What you have to do: Copy each line of the data below with the word "text".
-- START OF Record set --
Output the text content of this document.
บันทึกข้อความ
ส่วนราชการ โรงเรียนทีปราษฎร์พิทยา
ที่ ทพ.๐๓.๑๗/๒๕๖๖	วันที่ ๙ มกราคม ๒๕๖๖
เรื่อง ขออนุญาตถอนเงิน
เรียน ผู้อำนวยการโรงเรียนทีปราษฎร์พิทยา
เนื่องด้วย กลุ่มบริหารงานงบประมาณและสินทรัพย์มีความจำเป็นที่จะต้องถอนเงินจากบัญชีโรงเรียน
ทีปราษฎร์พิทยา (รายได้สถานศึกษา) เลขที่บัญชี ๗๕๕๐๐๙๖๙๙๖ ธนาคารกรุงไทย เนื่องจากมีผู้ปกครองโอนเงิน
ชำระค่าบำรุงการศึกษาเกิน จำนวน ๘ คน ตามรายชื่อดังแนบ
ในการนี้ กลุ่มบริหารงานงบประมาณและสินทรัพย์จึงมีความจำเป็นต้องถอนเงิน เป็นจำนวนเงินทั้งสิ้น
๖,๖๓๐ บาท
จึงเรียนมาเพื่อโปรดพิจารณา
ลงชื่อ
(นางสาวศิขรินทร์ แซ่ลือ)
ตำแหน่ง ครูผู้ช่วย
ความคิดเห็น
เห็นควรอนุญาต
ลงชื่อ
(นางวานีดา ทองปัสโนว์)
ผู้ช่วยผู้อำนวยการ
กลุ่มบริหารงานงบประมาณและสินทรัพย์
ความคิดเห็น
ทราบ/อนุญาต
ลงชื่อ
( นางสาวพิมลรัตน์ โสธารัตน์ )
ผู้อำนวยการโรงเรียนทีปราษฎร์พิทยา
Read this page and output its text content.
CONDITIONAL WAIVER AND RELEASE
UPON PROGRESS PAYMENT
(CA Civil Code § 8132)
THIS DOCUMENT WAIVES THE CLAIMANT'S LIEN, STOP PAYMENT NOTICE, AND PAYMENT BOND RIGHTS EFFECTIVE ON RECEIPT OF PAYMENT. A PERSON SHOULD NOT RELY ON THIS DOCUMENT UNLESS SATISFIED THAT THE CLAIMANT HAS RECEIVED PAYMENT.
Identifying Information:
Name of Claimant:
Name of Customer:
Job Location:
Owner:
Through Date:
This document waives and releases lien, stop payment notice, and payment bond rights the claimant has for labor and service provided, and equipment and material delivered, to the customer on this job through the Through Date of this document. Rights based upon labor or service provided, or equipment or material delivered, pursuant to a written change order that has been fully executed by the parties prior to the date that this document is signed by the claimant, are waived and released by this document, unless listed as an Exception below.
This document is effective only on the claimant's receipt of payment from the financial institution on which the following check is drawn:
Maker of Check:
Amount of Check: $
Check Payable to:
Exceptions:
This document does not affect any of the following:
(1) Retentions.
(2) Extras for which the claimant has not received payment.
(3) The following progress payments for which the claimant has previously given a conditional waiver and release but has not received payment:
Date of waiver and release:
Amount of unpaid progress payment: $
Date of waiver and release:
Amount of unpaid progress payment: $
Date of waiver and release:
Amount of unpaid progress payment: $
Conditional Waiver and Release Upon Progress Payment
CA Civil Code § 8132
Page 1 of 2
-- END OF Record set --
Finished task:
Output the text content of this document.
Read this page and output its text content.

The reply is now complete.